▶ [EXERCISE TASK]
Continue the text on Victor Higgins's painting from its last sentence.

▶ [TEXT SECTION]

Meeting John Marin in 1929 and painting on fishing trips with him came at a perfectly timed moment in Higgins’s life. He was already moving toward simplification, and he enjoyed watercolor as much as oil. There is a pronounced kinship between Higgins’s watercolors and those Marin did in New Mexico in their reduction and calligraphic symbolism. One would be at a loss, however, to separate the influence and determine whose was more powerful, for Higgins was in his own habitat and had a staccato style before he met Marin. Of the early Taos artists, Higgins alone excelled in watercolors. He made many contributions to American art that were varied and commanding, but none were more so than his watercolors, which add greatly to the American history of the medium and yet have received less than ‘their rightful recognition. The older Higgins grew, the more he was able to do with the least means. He developed private schema for pine trees, clouds, earth, and adobes that rank him with Charles Burchfield in creative expression in watercolor. Winter Funeral is perhaps Higgins’s best known oil. Below the greenish gray Taos mountains on the snow covered mesa, the funeral is made to seem pathetically unimportant and small when compared to the large scale of the setting. It is a lonely, harsh, and haunting scene-a complete statement that stands as one of the finest paintings in the history of American landscape. It also marks, for Higgins, an end to the figure in landscape and the beginning of landscape for its own sake, something the other artists in Taos did not paint with the same concentration. In addition to his landscapes, Higgins shared two other interests with the work of Cezanne. One was the introduction of still lifes, especially flowers on slightly tilted tabletops, and the other was figure studies, done in the studio, whose power rests on design and abstraction. Victor Higgins had a distinguished career.

(Records of element boundaries)

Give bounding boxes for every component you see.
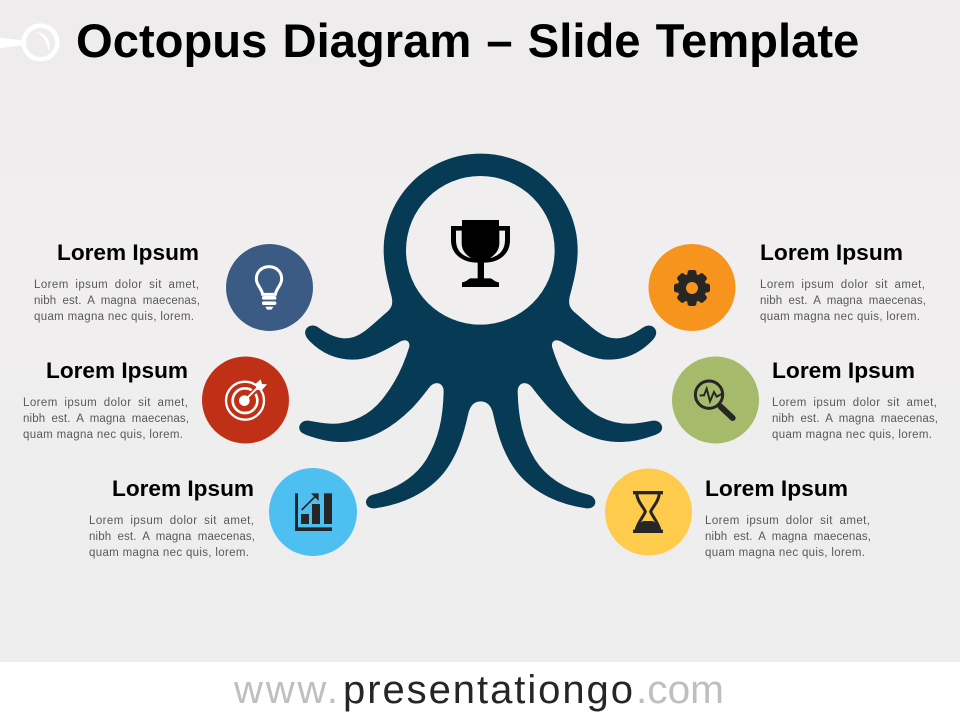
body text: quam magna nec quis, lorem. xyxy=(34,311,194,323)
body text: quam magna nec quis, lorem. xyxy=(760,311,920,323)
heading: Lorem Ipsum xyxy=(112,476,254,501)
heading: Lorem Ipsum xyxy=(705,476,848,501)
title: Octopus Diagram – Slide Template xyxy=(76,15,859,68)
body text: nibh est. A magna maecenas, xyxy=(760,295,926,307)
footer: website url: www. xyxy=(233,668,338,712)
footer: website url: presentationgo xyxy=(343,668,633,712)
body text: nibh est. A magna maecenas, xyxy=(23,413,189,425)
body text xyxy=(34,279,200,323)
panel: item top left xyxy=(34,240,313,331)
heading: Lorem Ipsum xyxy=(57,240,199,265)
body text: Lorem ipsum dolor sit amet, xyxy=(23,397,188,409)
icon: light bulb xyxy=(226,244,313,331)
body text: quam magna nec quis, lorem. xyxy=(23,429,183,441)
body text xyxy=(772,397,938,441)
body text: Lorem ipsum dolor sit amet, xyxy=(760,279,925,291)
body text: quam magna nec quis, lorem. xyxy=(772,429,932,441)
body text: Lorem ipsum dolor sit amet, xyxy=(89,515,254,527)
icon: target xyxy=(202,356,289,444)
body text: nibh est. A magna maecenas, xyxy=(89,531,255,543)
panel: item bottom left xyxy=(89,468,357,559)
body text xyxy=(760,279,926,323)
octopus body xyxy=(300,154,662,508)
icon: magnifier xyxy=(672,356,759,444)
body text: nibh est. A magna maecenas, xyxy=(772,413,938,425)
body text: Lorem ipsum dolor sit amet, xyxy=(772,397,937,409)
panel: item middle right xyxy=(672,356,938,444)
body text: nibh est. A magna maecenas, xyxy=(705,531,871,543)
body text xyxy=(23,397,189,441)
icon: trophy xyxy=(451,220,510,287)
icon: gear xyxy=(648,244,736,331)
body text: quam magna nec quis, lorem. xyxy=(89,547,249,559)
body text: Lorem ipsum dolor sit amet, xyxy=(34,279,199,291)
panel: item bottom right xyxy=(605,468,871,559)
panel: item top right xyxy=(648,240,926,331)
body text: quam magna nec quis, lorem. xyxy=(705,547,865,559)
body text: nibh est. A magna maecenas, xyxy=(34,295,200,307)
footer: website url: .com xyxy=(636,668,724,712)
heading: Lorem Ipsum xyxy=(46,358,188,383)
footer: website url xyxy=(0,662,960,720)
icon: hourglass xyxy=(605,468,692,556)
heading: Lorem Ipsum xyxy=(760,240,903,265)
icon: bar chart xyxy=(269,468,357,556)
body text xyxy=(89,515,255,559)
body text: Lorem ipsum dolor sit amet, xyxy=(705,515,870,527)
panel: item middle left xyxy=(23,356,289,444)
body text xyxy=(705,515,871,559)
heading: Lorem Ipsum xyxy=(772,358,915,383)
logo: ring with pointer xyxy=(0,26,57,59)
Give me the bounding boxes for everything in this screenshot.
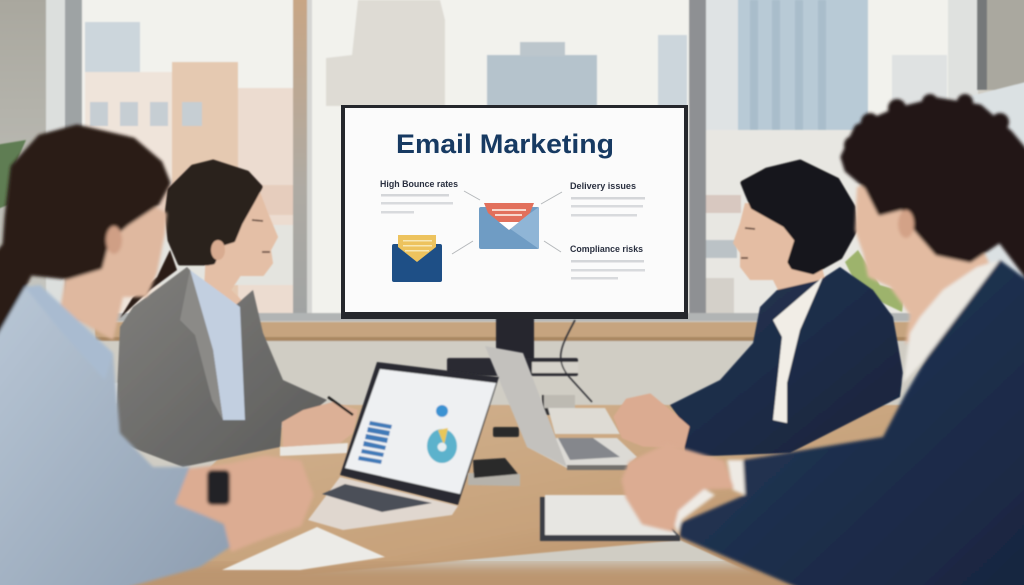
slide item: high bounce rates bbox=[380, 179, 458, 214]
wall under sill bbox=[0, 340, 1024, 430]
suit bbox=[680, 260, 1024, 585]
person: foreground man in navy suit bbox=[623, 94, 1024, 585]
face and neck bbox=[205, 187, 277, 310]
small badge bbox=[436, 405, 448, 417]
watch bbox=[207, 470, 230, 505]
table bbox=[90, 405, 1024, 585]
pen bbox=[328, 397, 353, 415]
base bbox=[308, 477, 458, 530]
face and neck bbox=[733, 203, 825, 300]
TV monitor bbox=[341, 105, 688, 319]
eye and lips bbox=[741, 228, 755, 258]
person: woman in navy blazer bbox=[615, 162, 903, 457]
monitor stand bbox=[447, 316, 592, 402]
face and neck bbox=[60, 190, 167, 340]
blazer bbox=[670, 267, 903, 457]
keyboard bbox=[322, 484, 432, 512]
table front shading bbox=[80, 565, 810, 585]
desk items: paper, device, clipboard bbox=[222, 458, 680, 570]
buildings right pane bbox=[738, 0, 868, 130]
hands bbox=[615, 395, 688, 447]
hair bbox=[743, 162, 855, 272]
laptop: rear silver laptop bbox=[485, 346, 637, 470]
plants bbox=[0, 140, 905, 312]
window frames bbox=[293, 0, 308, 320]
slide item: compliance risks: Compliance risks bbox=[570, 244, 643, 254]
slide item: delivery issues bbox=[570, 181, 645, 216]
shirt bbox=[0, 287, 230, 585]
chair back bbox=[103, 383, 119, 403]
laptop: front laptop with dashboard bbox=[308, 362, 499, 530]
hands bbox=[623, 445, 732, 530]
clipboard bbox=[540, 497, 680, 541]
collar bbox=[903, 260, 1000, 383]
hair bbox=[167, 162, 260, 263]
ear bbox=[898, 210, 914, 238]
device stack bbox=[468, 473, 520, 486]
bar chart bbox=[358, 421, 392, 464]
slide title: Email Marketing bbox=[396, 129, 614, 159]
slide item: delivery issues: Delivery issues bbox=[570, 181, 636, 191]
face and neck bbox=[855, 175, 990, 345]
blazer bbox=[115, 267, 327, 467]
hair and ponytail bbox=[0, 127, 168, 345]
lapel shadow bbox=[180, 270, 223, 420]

▶ [RESULT FOR THIS EXERCISE]
In 1921 he was elected an Associate of the National Academy of Design after winning many major prizes in Chicago and New York. He was one of the Taos artists asked to paint murals for the State Capitol of Jefferson City, Missouri. In 1935 he was elected to full membership in the National Academy. His sales were not so steady as some of the other artists in Taos, but he aligned himself with a shrewd Chicago dealer who once had his work placed in some new homes and made a major sale, for which Higgins received a check for over $10,000.
He participated less in exhibitions in his later years. Although he did not achieve the popular success accorded to Couse, Sharp, Blumenschein, and Ufer, he did enjoy esteem from the art community. In the last five years of Victor Higgins ‘s life, from the mid to the late ’40s, he did a series of fresh, small landscapes that synthesized his proficiency with the brush and his intensified vision: These are called his ” Little Gems” and were noted by Ernest Blumenschein in the introduction to Bickerstaff’s book: “His last group of pictures I shall never forget. They were done on sketching trips around Taos Valley and in the Rio Grande Canyon. In them was the best Higgins quality, a lyrical charm added to his lovely color. His art had developed in [an] intellectual side through his adventure with Dynamic Symmetry and other abstract angles. Not that he used mechanical formulas. He always had, as do most good artists, an instinct that guided his form structure… and he put all he had into this dozen of small canvases. They must have been about eighteen wide by ten inches high. All works of love; love of his simple subjects and of his craftsmanship. These pictures had the ‘extra something’ that the right artist can put into his work when he is ‘on his toes.’ ” The “Little Gems” have become the most sought after of Higgins’s work. Not just once but time after time he created paintings with economy and power, about which a viewer could truthfully say there isn’t a stroke out of place or unnecessary to the whole.
While dining with his friends the Thomas Benrimoses, Higgins was stricken with a heart attack and died in Taos on August 23, 1949. As Sara Mack has stated, Victor Higgins was articulate about art. In an interview with Ina Sizer Cassidy in 1932, he made these statements that clarify his ideas and career: “The term reality is greatly misunderstood. It does not mean the ability to copy nature as most people seem to think; it means more than that, the reality of being. The difference between the modernistic and the romantic form of art, as I see it, is the architectural basis. The modern painter builds his picture, he does not merely paint it. He has his superstructure, his foundation, just as an architect has for his buildings.” When he was asked why he liked to paint in Taos, Higgins spoke of color and added, “And besides this, there is a constant call here to create something.”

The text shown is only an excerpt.